Top of DATASET ENTRIES
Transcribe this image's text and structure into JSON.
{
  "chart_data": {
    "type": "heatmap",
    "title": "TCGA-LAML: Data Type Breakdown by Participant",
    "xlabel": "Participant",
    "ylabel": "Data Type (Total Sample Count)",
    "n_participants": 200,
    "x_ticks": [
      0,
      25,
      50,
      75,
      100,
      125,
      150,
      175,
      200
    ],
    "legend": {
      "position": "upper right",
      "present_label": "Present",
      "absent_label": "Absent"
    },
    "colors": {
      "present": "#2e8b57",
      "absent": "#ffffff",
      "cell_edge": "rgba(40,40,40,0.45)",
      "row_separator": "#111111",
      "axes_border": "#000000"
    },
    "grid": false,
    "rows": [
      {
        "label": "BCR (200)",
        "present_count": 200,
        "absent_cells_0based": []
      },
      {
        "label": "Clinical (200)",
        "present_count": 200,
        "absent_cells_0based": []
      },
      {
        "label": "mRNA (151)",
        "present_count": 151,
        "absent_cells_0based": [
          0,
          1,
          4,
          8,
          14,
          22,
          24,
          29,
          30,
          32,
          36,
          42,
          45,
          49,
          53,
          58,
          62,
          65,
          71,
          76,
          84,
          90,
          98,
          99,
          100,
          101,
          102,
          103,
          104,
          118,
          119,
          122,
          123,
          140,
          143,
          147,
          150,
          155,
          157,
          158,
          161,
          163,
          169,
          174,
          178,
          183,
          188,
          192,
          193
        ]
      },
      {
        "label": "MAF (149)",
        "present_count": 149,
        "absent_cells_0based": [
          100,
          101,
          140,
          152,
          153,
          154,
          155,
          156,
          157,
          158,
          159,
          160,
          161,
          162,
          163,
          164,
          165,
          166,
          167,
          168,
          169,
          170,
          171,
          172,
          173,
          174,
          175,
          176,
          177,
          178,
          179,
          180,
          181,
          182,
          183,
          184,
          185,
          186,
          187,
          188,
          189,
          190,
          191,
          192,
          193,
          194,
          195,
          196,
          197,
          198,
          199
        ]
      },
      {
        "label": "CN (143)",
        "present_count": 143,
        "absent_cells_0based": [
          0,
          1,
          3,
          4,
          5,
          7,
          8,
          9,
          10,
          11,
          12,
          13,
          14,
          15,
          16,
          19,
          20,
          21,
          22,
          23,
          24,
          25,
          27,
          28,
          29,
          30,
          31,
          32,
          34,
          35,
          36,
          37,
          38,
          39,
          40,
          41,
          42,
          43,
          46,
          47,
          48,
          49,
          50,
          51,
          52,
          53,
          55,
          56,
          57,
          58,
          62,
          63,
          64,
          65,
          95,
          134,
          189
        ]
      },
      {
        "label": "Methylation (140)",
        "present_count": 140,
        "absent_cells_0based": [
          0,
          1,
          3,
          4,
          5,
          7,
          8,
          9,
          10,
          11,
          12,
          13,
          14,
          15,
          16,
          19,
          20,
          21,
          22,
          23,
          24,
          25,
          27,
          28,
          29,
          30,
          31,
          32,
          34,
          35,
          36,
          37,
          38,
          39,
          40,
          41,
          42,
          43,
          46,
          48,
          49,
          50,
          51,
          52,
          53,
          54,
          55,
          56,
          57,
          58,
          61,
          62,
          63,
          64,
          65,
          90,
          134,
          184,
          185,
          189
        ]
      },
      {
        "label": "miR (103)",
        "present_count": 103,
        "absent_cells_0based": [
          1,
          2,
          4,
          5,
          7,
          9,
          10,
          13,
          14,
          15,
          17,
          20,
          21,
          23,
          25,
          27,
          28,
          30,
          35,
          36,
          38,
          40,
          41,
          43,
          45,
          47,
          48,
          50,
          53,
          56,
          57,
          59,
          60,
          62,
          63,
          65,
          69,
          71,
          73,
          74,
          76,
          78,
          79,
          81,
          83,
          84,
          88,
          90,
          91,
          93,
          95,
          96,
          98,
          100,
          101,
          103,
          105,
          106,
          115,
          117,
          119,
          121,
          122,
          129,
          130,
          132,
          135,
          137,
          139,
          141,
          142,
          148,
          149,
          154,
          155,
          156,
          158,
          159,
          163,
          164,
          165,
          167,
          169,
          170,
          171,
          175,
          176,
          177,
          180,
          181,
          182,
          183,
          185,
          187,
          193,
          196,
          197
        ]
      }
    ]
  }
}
Bottom of DATASET ENTRIES
Would you reproduce all the entries exactly?

_OUTPUT OF THE TASK_:
Transcribe this image's text and structure into JSON.
{
  "chart_data": {
    "type": "heatmap",
    "title": "TCGA-LAML: Data Type Breakdown by Participant",
    "xlabel": "Participant",
    "ylabel": "Data Type (Total Sample Count)",
    "n_participants": 200,
    "x_ticks": [
      0,
      25,
      50,
      75,
      100,
      125,
      150,
      175,
      200
    ],
    "legend": {
      "position": "upper right",
      "present_label": "Present",
      "absent_label": "Absent"
    },
    "colors": {
      "present": "#2e8b57",
      "absent": "#ffffff",
      "cell_edge": "rgba(40,40,40,0.45)",
      "row_separator": "#111111",
      "axes_border": "#000000"
    },
    "grid": false,
    "rows": [
      {
        "label": "BCR (200)",
        "present_count": 200,
        "absent_cells_0based": []
      },
      {
        "label": "Clinical (200)",
        "present_count": 200,
        "absent_cells_0based": []
      },
      {
        "label": "mRNA (151)",
        "present_count": 151,
        "absent_cells_0based": [
          0,
          1,
          4,
          8,
          14,
          22,
          24,
          29,
          30,
          32,
          36,
          42,
          45,
          49,
          53,
          58,
          62,
          65,
          71,
          76,
          84,
          90,
          98,
          99,
          100,
          101,
          102,
          103,
          104,
          118,
          119,
          122,
          123,
          140,
          143,
          147,
          150,
          155,
          157,
          158,
          161,
          163,
          169,
          174,
          178,
          183,
          188,
          192,
          193
        ]
      },
      {
        "label": "MAF (149)",
        "present_count": 149,
        "absent_cells_0based": [
          100,
          101,
          140,
          152,
          153,
          154,
          155,
          156,
          157,
          158,
          159,
          160,
          161,
          162,
          163,
          164,
          165,
          166,
          167,
          168,
          169,
          170,
          171,
          172,
          173,
          174,
          175,
          176,
          177,
          178,
          179,
          180,
          181,
          182,
          183,
          184,
          185,
          186,
          187,
          188,
          189,
          190,
          191,
          192,
          193,
          194,
          195,
          196,
          197,
          198,
          199
        ]
      },
      {
        "label": "CN (143)",
        "present_count": 143,
        "absent_cells_0based": [
          0,
          1,
          3,
          4,
          5,
          7,
          8,
          9,
          10,
          11,
          12,
          13,
          14,
          15,
          16,
          19,
          20,
          21,
          22,
          23,
          24,
          25,
          27,
          28,
          29,
          30,
          31,
          32,
          34,
          35,
          36,
          37,
          38,
          39,
          40,
          41,
          42,
          43,
          46,
          47,
          48,
          49,
          50,
          51,
          52,
          53,
          55,
          56,
          57,
          58,
          62,
          63,
          64,
          65,
          95,
          134,
          189
        ]
      },
      {
        "label": "Methylation (140)",
        "present_count": 140,
        "absent_cells_0based": [
          0,
          1,
          3,
          4,
          5,
          7,
          8,
          9,
          10,
          11,
          12,
          13,
          14,
          15,
          16,
          19,
          20,
          21,
          22,
          23,
          24,
          25,
          27,
          28,
          29,
          30,
          31,
          32,
          34,
          35,
          36,
          37,
          38,
          39,
          40,
          41,
          42,
          43,
          46,
          48,
          49,
          50,
          51,
          52,
          53,
          54,
          55,
          56,
          57,
          58,
          61,
          62,
          63,
          64,
          65,
          90,
          134,
          184,
          185,
          189
        ]
      },
      {
        "label": "miR (103)",
        "present_count": 103,
        "absent_cells_0based": [
          1,
          2,
          4,
          5,
          7,
          9,
          10,
          13,
          14,
          15,
          17,
          20,
          21,
          23,
          25,
          27,
          28,
          30,
          35,
          36,
          38,
          40,
          41,
          43,
          45,
          47,
          48,
          50,
          53,
          56,
          57,
          59,
          60,
          62,
          63,
          65,
          69,
          71,
          73,
          74,
          76,
          78,
          79,
          81,
          83,
          84,
          88,
          90,
          91,
          93,
          95,
          96,
          98,
          100,
          101,
          103,
          105,
          106,
          115,
          117,
          119,
          121,
          122,
          129,
          130,
          132,
          135,
          137,
          139,
          141,
          142,
          148,
          149,
          154,
          155,
          156,
          158,
          159,
          163,
          164,
          165,
          167,
          169,
          170,
          171,
          175,
          176,
          177,
          180,
          181,
          182,
          183,
          185,
          187,
          193,
          196,
          197
        ]
      }
    ]
  }
}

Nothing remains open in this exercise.